### STATED TASK 1
Repeat word for word the lines in the rows below, starting at the line that contains "verse-line: Ton chef" and ending at the line that contains "verse-line: Sont en".

### PAGE TEXT
━━━━━━━━
Creation and dissolution
In 1918, a struggle was fought between the Committee of Members of the Constituent Assembly and the Provisional Siberian Government for control of the Urals. As a buffer zone between them, to establish stable real power, after the occupation of Yekaterinburg by Czechoslovaks by a commission representing members of various parties, at a meeting on August 19, 1918, in Yekaterinburg, the Provisional Regional Government of the Urals was created. The Provisional Regional Government of the Urals was supposed to operate until the convocation of the Ural Regional Duma or the All-Russian Constituent Assembly.
On October 26, 1918, the Provisional Ural Government decided to resign and transfer all power in the Urals to the Provisional All-Russian Government ("Omsk Directory"),[3] which on November 10 accepted the resignation of the Provisional Regional Government of the Urals.
Composition
The main organs of government were the Council of the Provisional Regional Government of the Urals and 8 main departments, among which there were no such main departments as, for example, the military, communications, and foreign affairs. These issues were decided by other chief managers (for example, external relations, including with other white governments in Russia on the formation of all-Russian authorities, were assigned to the competence of the Comrade Chairman of the Provisional Regional Government of the Urals, Lev Krol, and his direct duties as chief financial officer were performed by his Comrade Menshevik Vsevolod Vsevolozhsky).[4] As part of the government, the institution of special commissioners functioned to convey the principles of its policy to the population of the Urals.
━━━━━━━━
### DATA PROVIDED

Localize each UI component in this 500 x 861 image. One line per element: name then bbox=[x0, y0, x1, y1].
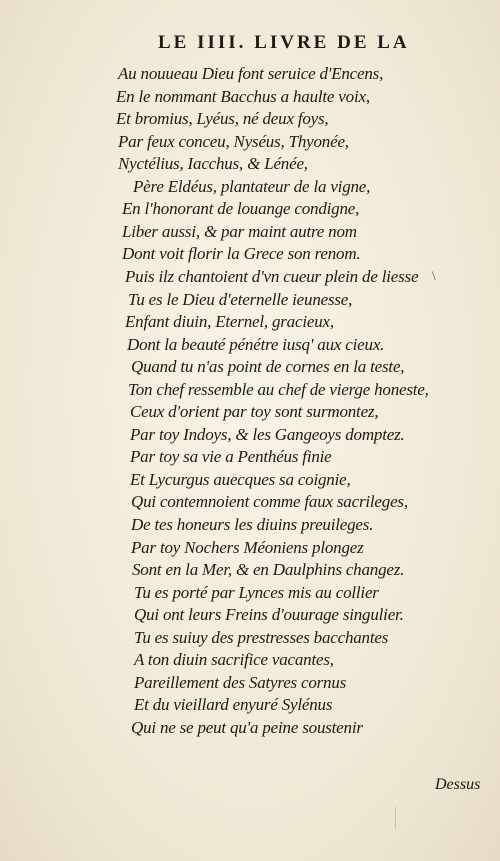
verse-line: Ton chef ressemble au chef de vierge honeste, bbox=[128, 380, 429, 399]
verse-line: Ceux d'orient par toy sont surmontez, bbox=[130, 402, 379, 421]
verse-line: Sont en la Mer, & en Daulphins changez. bbox=[132, 560, 405, 579]
verse-line: Au nouueau Dieu font seruice d'Encens, bbox=[118, 64, 384, 83]
verse-line: A ton diuin sacrifice vacantes, bbox=[134, 650, 334, 669]
verse-line: Père Eldéus, plantateur de la vigne, bbox=[133, 177, 371, 196]
verse-line: Quand tu n'as point de cornes en la teste, bbox=[131, 357, 405, 376]
catchword: Dessus bbox=[435, 776, 481, 793]
verse-line: Pareillement des Satyres cornus bbox=[134, 673, 347, 692]
verse-line: Qui ont leurs Freins d'ouurage singulier. bbox=[134, 605, 404, 624]
verse-line: Dont la beauté pénétre iusq' aux cieux. bbox=[127, 335, 385, 354]
verse-line: Dont voit florir la Grece son renom. bbox=[122, 244, 361, 263]
verse-line: Par toy sa vie a Penthéus finie bbox=[130, 447, 332, 466]
verse-line: Qui contemnoient comme faux sacrileges, bbox=[131, 492, 408, 511]
verse-line: Puis ilz chantoient d'vn cueur plein de liesse bbox=[125, 267, 419, 286]
verse-line: En l'honorant de louange condigne, bbox=[122, 199, 360, 218]
verse-line: En le nommant Bacchus a haulte voix, bbox=[116, 87, 370, 106]
verse-line: Liber aussi, & par maint autre nom bbox=[122, 222, 357, 241]
marginal-mark: \ bbox=[432, 268, 436, 283]
verse-line: Et du vieillard enyuré Sylénus bbox=[134, 695, 333, 714]
verse-line: Par toy Nochers Méoniens plongez bbox=[131, 538, 364, 557]
verse-line: Tu es porté par Lynces mis au collier bbox=[134, 583, 379, 602]
page-crease bbox=[395, 807, 396, 829]
verse-line: Tu es suiuy des prestresses bacchantes bbox=[134, 628, 389, 647]
verse-line: Qui ne se peut qu'a peine soustenir bbox=[131, 718, 363, 737]
verse-line: Et bromius, Lyéus, né deux foys, bbox=[116, 109, 329, 128]
verse-line: Enfant diuin, Eternel, gracieux, bbox=[125, 312, 334, 331]
verse-line: Nyctélius, Iacchus, & Lénée, bbox=[118, 154, 308, 173]
verse-line: Par feux conceu, Nyséus, Thyonée, bbox=[118, 132, 349, 151]
verse-line: Par toy Indoys, & les Gangeoys domptez. bbox=[130, 425, 405, 444]
verse-line: Tu es le Dieu d'eternelle ieunesse, bbox=[128, 290, 353, 309]
running-header: LE IIII. LIVRE DE LA bbox=[158, 32, 410, 53]
verse-line: Et Lycurgus auecques sa coignie, bbox=[130, 470, 351, 489]
verse-line: De tes honeurs les diuins preuileges. bbox=[131, 515, 374, 534]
━━━━━━━━
### STATED TASK 2
Copy word for word the part of the text above on the Urals government, starting at "Composition" and ending at "population of the Urals.".

### WRITTEN RESPONSE 1
verse-line: Ton chef ressemble au chef de vierge honeste, bbox=[128, 380, 429, 399]
verse-line: Ceux d'orient par toy sont surmontez, bbox=[130, 402, 379, 421]
verse-line: Sont en la Mer, & en Daulphins changez. bbox=[132, 560, 405, 579]

### WRITTEN RESPONSE 2
Composition
The main organs of government were the Council of the Provisional Regional Government of the Urals and 8 main departments, among which there were no such main departments as, for example, the military, communications, and foreign affairs. These issues were decided by other chief managers (for example, external relations, including with other white governments in Russia on the formation of all-Russian authorities, were assigned to the competence of the Comrade Chairman of the Provisional Regional Government of the Urals, Lev Krol, and his direct duties as chief financial officer were performed by his Comrade Menshevik Vsevolod Vsevolozhsky).[4] As part of the government, the institution of special commissioners functioned to convey the principles of its policy to the population of the Urals.